▶ Instruction:
Can you print every record below exactly as written?

▶ Given records:
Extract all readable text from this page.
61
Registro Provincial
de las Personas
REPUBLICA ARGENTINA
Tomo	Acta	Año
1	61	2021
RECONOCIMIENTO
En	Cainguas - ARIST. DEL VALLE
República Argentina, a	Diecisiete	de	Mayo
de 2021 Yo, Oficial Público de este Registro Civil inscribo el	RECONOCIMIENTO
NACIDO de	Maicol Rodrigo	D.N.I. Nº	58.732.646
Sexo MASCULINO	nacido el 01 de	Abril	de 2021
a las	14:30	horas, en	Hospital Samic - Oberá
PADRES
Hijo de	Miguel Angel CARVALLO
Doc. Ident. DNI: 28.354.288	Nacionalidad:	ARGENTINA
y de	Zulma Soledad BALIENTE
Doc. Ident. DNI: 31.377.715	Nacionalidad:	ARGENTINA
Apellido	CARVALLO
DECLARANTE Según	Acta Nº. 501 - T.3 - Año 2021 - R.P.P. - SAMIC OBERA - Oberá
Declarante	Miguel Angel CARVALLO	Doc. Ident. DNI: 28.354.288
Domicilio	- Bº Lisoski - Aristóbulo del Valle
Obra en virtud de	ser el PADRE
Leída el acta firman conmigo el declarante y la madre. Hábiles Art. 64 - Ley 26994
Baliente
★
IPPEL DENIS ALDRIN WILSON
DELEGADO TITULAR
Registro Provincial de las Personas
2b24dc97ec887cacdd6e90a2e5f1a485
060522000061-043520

▶ Answer for the task:
Extract all readable text from this page.
61
Registro Provincial
de las Personas
REPUBLICA ARGENTINA
Tomo	Acta	Año
1	61	2021
RECONOCIMIENTO
En	Cainguas - ARIST. DEL VALLE
República Argentina, a	Diecisiete	de	Mayo
de 2021 Yo, Oficial Público de este Registro Civil inscribo el	RECONOCIMIENTO
NACIDO de	Maicol Rodrigo	D.N.I. Nº	58.732.646
Sexo MASCULINO	nacido el 01 de	Abril	de 2021
a las	14:30	horas, en	Hospital Samic - Oberá
PADRES
Hijo de	Miguel Angel CARVALLO
Doc. Ident. DNI: 28.354.288	Nacionalidad:	ARGENTINA
y de	Zulma Soledad BALIENTE
Doc. Ident. DNI: 31.377.715	Nacionalidad:	ARGENTINA
Apellido	CARVALLO
DECLARANTE Según	Acta Nº. 501 - T.3 - Año 2021 - R.P.P. - SAMIC OBERA - Oberá
Declarante	Miguel Angel CARVALLO	Doc. Ident. DNI: 28.354.288
Domicilio	- Bº Lisoski - Aristóbulo del Valle
Obra en virtud de	ser el PADRE
Leída el acta firman conmigo el declarante y la madre. Hábiles Art. 64 - Ley 26994
Baliente
★
IPPEL DENIS ALDRIN WILSON
DELEGADO TITULAR
Registro Provincial de las Personas
2b24dc97ec887cacdd6e90a2e5f1a485
060522000061-043520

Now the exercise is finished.